What to produce: Return every record below exactly as written, but leave out the pictures.
[Begin Provided data]
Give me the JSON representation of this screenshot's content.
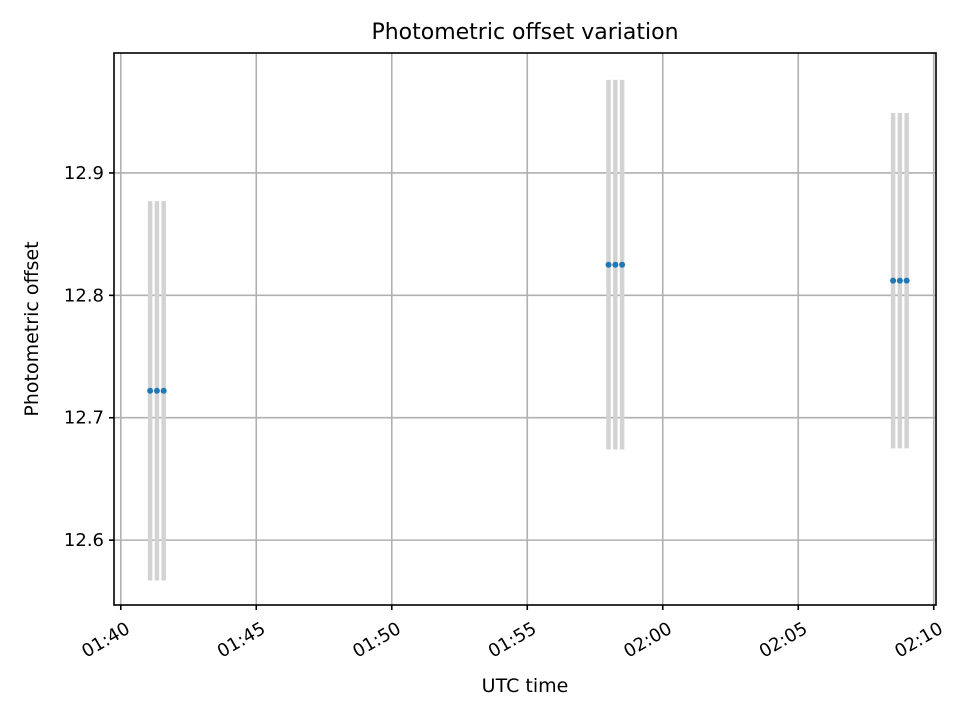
{
  "chart_data": {
    "type": "scatter",
    "title": "Photometric offset variation",
    "xlabel": "UTC time",
    "ylabel": "Photometric offset",
    "x_axis_kind": "time",
    "xlim": [
      "01:39:45",
      "02:10:05"
    ],
    "ylim": [
      12.547,
      12.998
    ],
    "x_ticks": [
      "01:40",
      "01:45",
      "01:50",
      "01:55",
      "02:00",
      "02:05",
      "02:10"
    ],
    "y_ticks": [
      "12.6",
      "12.7",
      "12.8",
      "12.9"
    ],
    "grid": true,
    "colors": {
      "points": "#1f77b4",
      "error_bars": "#d3d3d3"
    },
    "points": [
      {
        "x": "01:41:05",
        "y": 12.722,
        "yerr": 0.155
      },
      {
        "x": "01:41:20",
        "y": 12.722,
        "yerr": 0.155
      },
      {
        "x": "01:41:35",
        "y": 12.722,
        "yerr": 0.155
      },
      {
        "x": "01:58:00",
        "y": 12.825,
        "yerr": 0.151
      },
      {
        "x": "01:58:15",
        "y": 12.825,
        "yerr": 0.151
      },
      {
        "x": "01:58:30",
        "y": 12.825,
        "yerr": 0.151
      },
      {
        "x": "02:08:30",
        "y": 12.812,
        "yerr": 0.137
      },
      {
        "x": "02:08:45",
        "y": 12.812,
        "yerr": 0.137
      },
      {
        "x": "02:09:00",
        "y": 12.812,
        "yerr": 0.137
      }
    ]
  }
}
[End Provided data]
Worked answer:
Give me the JSON representation of this screenshot's content.
{
  "chart_data": {
    "type": "scatter",
    "title": "Photometric offset variation",
    "xlabel": "UTC time",
    "ylabel": "Photometric offset",
    "x_axis_kind": "time",
    "xlim": [
      "01:39:45",
      "02:10:05"
    ],
    "ylim": [
      12.547,
      12.998
    ],
    "x_ticks": [
      "01:40",
      "01:45",
      "01:50",
      "01:55",
      "02:00",
      "02:05",
      "02:10"
    ],
    "y_ticks": [
      "12.6",
      "12.7",
      "12.8",
      "12.9"
    ],
    "grid": true,
    "colors": {
      "points": "#1f77b4",
      "error_bars": "#d3d3d3"
    },
    "points": [
      {
        "x": "01:41:05",
        "y": 12.722,
        "yerr": 0.155
      },
      {
        "x": "01:41:20",
        "y": 12.722,
        "yerr": 0.155
      },
      {
        "x": "01:41:35",
        "y": 12.722,
        "yerr": 0.155
      },
      {
        "x": "01:58:00",
        "y": 12.825,
        "yerr": 0.151
      },
      {
        "x": "01:58:15",
        "y": 12.825,
        "yerr": 0.151
      },
      {
        "x": "01:58:30",
        "y": 12.825,
        "yerr": 0.151
      },
      {
        "x": "02:08:30",
        "y": 12.812,
        "yerr": 0.137
      },
      {
        "x": "02:08:45",
        "y": 12.812,
        "yerr": 0.137
      },
      {
        "x": "02:09:00",
        "y": 12.812,
        "yerr": 0.137
      }
    ]
  }
}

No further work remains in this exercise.